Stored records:
- - - - - - -

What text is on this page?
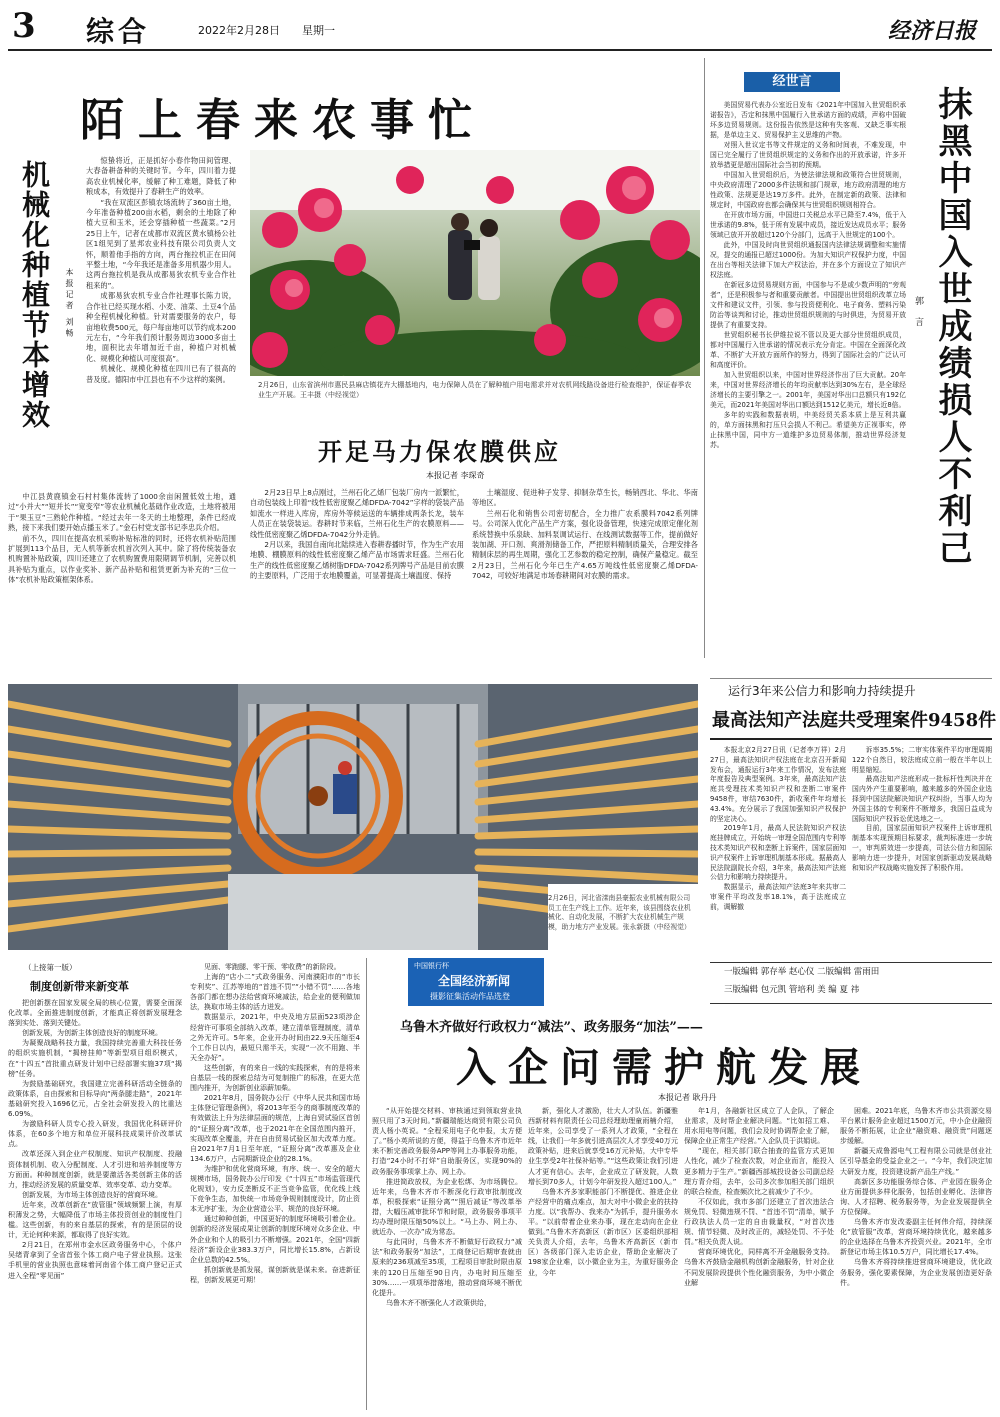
3 综合	2022年2月28日 星期一	经济日报
陌上春来农事忙
机械化种植节本增效 本报记者 刘畅

惊蛰将近，正是抓好小春作物田间管理、大春备耕备种的关键时节。今年，四川着力提高农业机械化率，缓解了种工难题，降低了种粮成本，有效提升了春耕生产的效率。

“我在双流区彭镇农场流转了360亩土地，今年准备种植200亩水稻，剩余的土地除了种植大豆和玉米，还会穿插种植一些蔬菜。”2月25日上午，记者在成都市双流区黄水镇杨公社区1组见到了星邦农业科技有限公司负责人文怀，顺着他手指的方向，两台拖拉机正在田间平整土地，“今年我还是准备多用机器少用人。这两台拖拉机是我从成都易狄农机专业合作社租来的”。

成都易狄农机专业合作社理事长陈力说，合作社已经买现水稻、小麦、油菜、土豆4个品种全程机械化种植。针对需要服务的农户，每亩地收费500元，每户每亩地可以节约成本200元左右，“今年我们预计服务周边3000多亩土地，面积比去年增加近千亩，种植户对机械化、规模化种植认可度很高”。

机械化、规模化种植在四川已有了很高的普及度。德阳市中江县也有不少这样的案例。

中江县黄鹿镇金石村村集体流转了1000余亩闲置低效土地，通过“小并大”“短并长”“宽变窄”等农业机械化基础作业改造，土地将被用于“果玉豆”三熟轮作种植。“经过去年一冬天的土地整理，条件已经成熟，接下来我们要开始点播玉米了。”金石村党支部书记李忠兵介绍。

前不久，四川在提高农机采购补贴标准的同时，还将农机补贴范围扩展到113个品目，无人机等新农机首次列入其中。除了将传统装备农机购置补贴政策，四川还建立了农机购置费用限期调节机制，完善以机具补贴为重点，以作业奖补、新产品补贴和租赁更新为补充的“三位一体”农机补贴政策框架体系。

2月26日，山东省滨州市惠民县麻店镇花卉大棚基地内，电力保障人员在了解种植户用电需求并对农机网线路设备进行检查维护，保证春季农业生产开展。王丰摄（中经视觉）
开足马力保农膜供应
本报记者 李琛奇

2月23日早上8点刚过，兰州石化乙烯厂包装厂房内一派繁忙，自动包装线上印着“线性低密度聚乙烯DFDA-7042”字样的袋装产品如流水一样进入库房，库房外等候运送的车辆排成两条长龙，装车人员正在装袋装运。春耕时节来临，兰州石化生产的农膜原料——线性低密度聚乙烯DFDA-7042分外走俏。

2月以来，我国自南向北陆续进入春耕春播时节，作为生产农用地膜、棚膜原料的线性低密度聚乙烯产品市场需求旺盛。兰州石化生产的线性低密度聚乙烯树脂DFDA-7042系列牌号产品是目前农膜的主要原料，广泛用于农地膜覆盖，可显著提高土壤温度、保持

土壤湿度、促进种子发芽、抑制杂草生长，畅销西北、华北、华南等地区。

兰州石化和销售公司密切配合，全力推广农系膜料7042系列牌号。公司深入优化产品生产方案，强化设备管理，快速完成原定催化剂系统替换中乐泉缺、加料泵调试运行、在线测试数据等工作，提前做好装加湖、开口剂、爽滑剂储备工作，严把原料精制质量关，合理安排各精制床层的再生周期，强化工艺参数的稳定控制，确保产量稳定。截至2月23日，兰州石化今年已生产4.65万吨线性低密度聚乙烯DFDA-7042，可较好地满足市场春耕期间对农膜的需求。

经世言

美国贸易代表办公室近日发布《2021年中国加入世贸组织承诺报告》，否定和抹黑中国履行入世承诺方面的成绩，声称中国破坏多边贸易规则。这份报告依然是这种有失客观、又缺乏事实根据，是单边主义、贸易保护主义思维的产物。

对照入世议定书等文件规定的义务和时间表，不难发现，中国已完全履行了世贸组织规定的义务和作出的开放承诺，许多开放举措更是超出国际社会当初的预期。

中国加入世贸组织后，为使法律法规和政策符合世贸规则，中央政府清理了2000多件法规和部门规章，地方政府清理的地方性政策、法规更是达19万多件。此外，在制定新的政策、法律和规定时，中国政府也都会确保其与世贸组织规则相符合。

在开放市场方面，中国进口关税总水平已降至7.4%，低于入世承诺的9.8%，低于所有发展中成员，接近发达成员水平；服务领域已放开开放超过120个分部门，远高于入世规定的100个。

此外，中国及时向世贸组织通报国内法律法规调整和实施情况，提交的通报已超过1000份。为加大知识产权保护力度，中国在出台等相关法律下加大产权法治，并在多个方面设立了知识产权法庭。

在新冠多边贸易规则方面，中国参与不是或少数声明的“旁观者”，还是积极参与者和重要贡献者。中国提出世贸组织改革立场文件和建议文件，引领、参与投资便利化、电子商务、塑料污染防治等谈判和讨论，推动世贸组织规则的与时俱进，为贸易开放提供了有重要支持。

世贸组织秘书长伊维拉说不管以及更大部分世贸组织成员，都对中国履行入世承诺的情况表示充分肯定。中国在全面深化改革、不断扩大开放方面所作的努力，得到了国际社会的广泛认可和高度评价。

加入世贸组织以来，中国对世界经济作出了巨大贡献。20年来，中国对世界经济增长的年均贡献率达到30%左右，是全球经济增长的主要引擎之一。2001年，美国对华出口总额只有192亿美元，而2021年美国对华出口额达到1512亿美元，增长近8倍。

多年的实践和数据表明，中美经贸关系本质上是互利共赢的，单方面抹黑和打压只会损人不利己。希望美方正视事实，停止抹黑中国，同中方一道维护多边贸易体制，推动世界经济复苏。

郭言 抹黑中国入世成绩损人不利己
2月26日，河北省滦南县豪振农业机械有限公司员工在生产线上工作。近年来，该县围绕农业机械化、自动化发展，不断扩大农业机械生产规模，助力地方产业发展。张永新摄（中经视觉）
运行3年来公信力和影响力持续提升
最高法知产法庭共受理案件9458件

本报北京2月27日讯（记者李万祥）2月27日，最高法知识产权法庭在北京召开新闻发布会，通报运行3年来工作情况，发布法庭年度报告及典型案例。3年来，最高法知产法庭共受理技术类知识产权和垄断二审案件9458件，审结7630件，新收案件年均增长43.4%。充分展示了我国加强知识产权保护的坚定决心。

2019年1月，最高人民法院知识产权法庭挂牌成立，开始统一审理全国范围内专利等技术类知识产权和垄断上诉案件，国家层面知识产权案件上诉审理机制基本形成。据最高人民法院副院长介绍，3年来，最高法知产法庭公信力和影响力持续提升。

数据显示，最高法知产法庭3年来共审二审案件平均改发率18.1%，高于法庭成立前，调解撤

诉率35.5%；二审实体案件平均审理周期122个自然日，较法庭成立前一般在半年以上明显缩短。

最高法知产法庭形成一批标杆性判决并在国内外产生重要影响，越来越多的外国企业选择到中国法院解决知识产权纠纷，当事人均为外国主体的专利案件不断增多，我国日益成为国际知识产权诉讼优选地之一。

目前，国家层面知识产权案件上诉审理机制基本实现预期目标要求，裁判标准进一步统一，审判质效进一步提高，司法公信力和国际影响力进一步提升，对国家创新驱动发展战略和知识产权战略实施发挥了积极作用。

一版编辑 郭存举 赵心仪 二版编辑 雷雨田
三版编辑 包元凯 管培利 美 编 夏 祎
中国银行杯
全国经济新闻
摄影征集活动作品选登
（上接第一版）
制度创新带来新变革

把创新摆在国家发展全局的核心位置，需要全面深化改革。全面推进制度创新，才能真正将创新发展理念落到实处、落到关键处。

创新发展，为创新主体创造良好的制度环境。

为凝聚战略科技力量，我国持续完善重大科技任务的组织实施机制，“揭榜挂帅”等新型项目组织模式，在“十四五”首批重点研发计划中已经部署实施37项“揭榜”任务。

为鼓励基础研究，我国建立完善科研活动全链条的政策体系，自由探索和目标导向“两条腿走路”，2021年基础研究投入1696亿元，占全社会研发投入的比重达6.09%。

为激励科研人员专心投入研发，我国优化科研评价体系，在60多个地方和单位开展科技成果评价改革试点。

改革还深入到企业产权制度、知识产权制度、投融资体制机制、收入分配制度、人才引进和培养制度等方方面面。种种制度创新，就是要激活各类创新主体的活力，推动经济发展的质量变革、效率变革、动力变革。

创新发展，为市场主体创造良好的营商环境。

近年来，改革创新在“放管服”领域频繁上演，有厚积薄发之势，大幅降低了市场主体投资创业的制度性门槛。这些创新，有的来自基层的探索，有的是顶层的设计，无论何种来源，都取得了良好实效。

2月21日，在郑州市金水区政务服务中心，个体户吴绪青拿到了全省首张个体工商户电子营业执照。这张手机里的营业执照也意味着河南省个体工商户登记正式进入全程“零见面”

见面、零跑腿、零干预、零收费”的新阶段。

上海的“店小二”式政务服务、河南濮阳市的“市长专利奖”、江苏等地的“首违不罚”“小错不罚”……各地各部门都在想办法给营商环境减法，给企业的便利做加法，换取市场主体的活力迸发。

数据显示，2021年，中央及地方层面523项涉企经营许可事项全部纳入改革，建立清单管理制度，清单之外无许可。5年来，企业开办时间由22.9天压缩至4个工作日以内，最短只需半天，实现“一次不用跑、半天全办好”。

这些创新，有的来自一线的实践探索，有的是将来自基层一线的探索总结为可复制推广的标准，在更大范围内推开，为创新创业添薪加柴。

2021年8月，国务院办公厅《中华人民共和国市场主体登记管理条例》，将2013年至今的商事制度改革的有效做法上升为法律层面的规范，上海自贸试验区首创的“证照分离”改革，也于2021年在全国范围内推开，实现改革全覆盖，并在自由贸易试验区加大改革力度。自2021年7月1日至年底，“证照分离”改革惠及企业134.6万户，占同期新设企业的28.1%。

为维护和优化营商环境，有序、统一、安全的超大规模市场，国务院办公厅印发《“十四五”市场监管现代化规划》，安力反垄断反不正当竞争监管，优化线上线下竞争生态，加快统一市场竞争规则制度设计，防止资本无序扩张，为企业营造公平、规范的良好环境。

通过种种创新，中国更好的制度环境吸引着企业。创新的经济发展成果让创新的制度环境对众多企业、中外企业和个人的吸引力不断增强。2021年，全国“四新经济”新设企业383.3万户，同比增长15.8%，占新设企业总数的42.5%。

抓创新就是抓发展，谋创新就是谋未来。奋进新征程，创新发展更可期！

乌鲁木齐做好行政权力“减法”、政务服务“加法”——
入企问需护航发展
本报记者 耿丹丹

“从开始提交材料、审核通过到领取营业执照只用了3天时间。”新疆瑞能达商贸有限公司负责人杨小英说。“全程采用电子化申报，太方便了。”杨小英所说的方便，得益于乌鲁木齐市近年来不断完善政务服务APP等网上办事服务功能，打造“24小时不打烊”自助服务区，实现90%的政务服务事项掌上办、网上办。

推进简政放权，为企业松绑、为市场腾位。近年来，乌鲁木齐市不断深化行政审批制度改革，积极探索“证照分离”“照后减证”等改革举措，大幅压减审批环节和时限，政务服务事项平均办理时限压缩50%以上。“马上办、网上办、就近办、一次办”成为常态。

与此同时，乌鲁木齐不断做好行政权力“减法”和政务服务“加法”，工商登记后期审查就由原来的236项减至35项，工程项目审批时限由原来的120日压缩至90日内，办电时间压缩至30%……一项项举措落地，推动营商环境不断优化提升。

乌鲁木齐不断强化人才政策供给，

新，强化人才激励，壮大人才队伍。新疆雅西新材料有限责任公司总经理助理童雨楠介绍，近年来，公司享受了一系列人才政策，“全程在线，让我们一年多就引进高层次人才享受40万元政策补贴，进来后就享受16万元补贴，大中专毕业生享受2年社保补贴等。”“这些政策让我们引进人才更有信心。去年，企业成立了研发院，人数增长到70多人，计划今年研发投入超过100人。”

乌鲁木齐多家职能部门不断提优、推进企业产经营中的痛点难点，加大对中小微企业的扶持力度。以“我帮办、我来办”为抓手，提升服务水平。“以前带着企业来办事，现在走动向在企业做到。”乌鲁木齐高新区（新市区）区委组织部相关负责人介绍，去年，乌鲁木齐高新区（新市区）各级部门深入走访企业，帮助企业解决了198家企业难，以小微企业为主，为重好服务企业，今年

年1月，各融新社区成立了人企队，了解企业需求，及时帮企业解决问题。“比如招工难、用水用电等问题，我们会及时协调帮企业了解，保障企业正常生产经营。”入企队员于洪娟说。

“现在，相关部门联合抽查的监管方式更加人性化，减少了检查次数，对企业而言，能投入更多精力于生产。”新疆西部城投设备公司副总经理方青介绍，去年，公司多次参加相关部门组织的联合检查，检查频次比之前减少了不少。

不仅如此，我市多部门还建立了首次违法合规免罚、轻微违规不罚、“首违不罚”清单，赋予行政执法人员一定的自由裁量权，“对首次违规、情节轻微、及时改正的，减轻处罚、不予处罚。”相关负责人说。

营商环境优化，同样离不开金融服务支持。乌鲁木齐鼓励金融机构创新金融服务，针对企业不同发展阶段提供个性化融资服务，为中小微企业解

困难。2021年底，乌鲁木齐市公共资源交易平台累计服务企业超过1500万元，中小企业融资服务不断拓展，让企业“融资难、融资贵”问题逐步缓解。

新疆天成鲁源电气工程有限公司就是创业社区引导基金的受益企业之一。“今年，我们决定加大研发力度，投资建设新产品生产线。”

高新区多功能服务综合体、产业园在服务企业方面提供多样化服务，包括创业孵化、法律咨询、人才招聘、税务服务等，为企业发展提供全方位保障。

乌鲁木齐市发改委副主任何伟介绍，持续深化“放管服”改革，营商环境持续优化，越来越多的企业选择在乌鲁木齐投资兴业。2021年，全市新登记市场主体10.5万户，同比增长17.4%。

乌鲁木齐将持续推进营商环境建设，优化政务服务，强化要素保障，为企业发展创造更好条件。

- - - - - - -

__Description of the task__: Scan the material above. Extract every line in which the word "数据显示" occurs.

__Result of the task__:
数据显示，最高法知产法庭3年来共审二审案件平均改发率18.1%，高于法庭成立前，调解撤
数据显示，2021年，中央及地方层面523项涉企经营许可事项全部纳入改革，建立清单管理制度，清单之外无许可。5年来，企业开办时间由22.9天压缩至4个工作日以内，最短只需半天，实现“一次不用跑、半天全办好”。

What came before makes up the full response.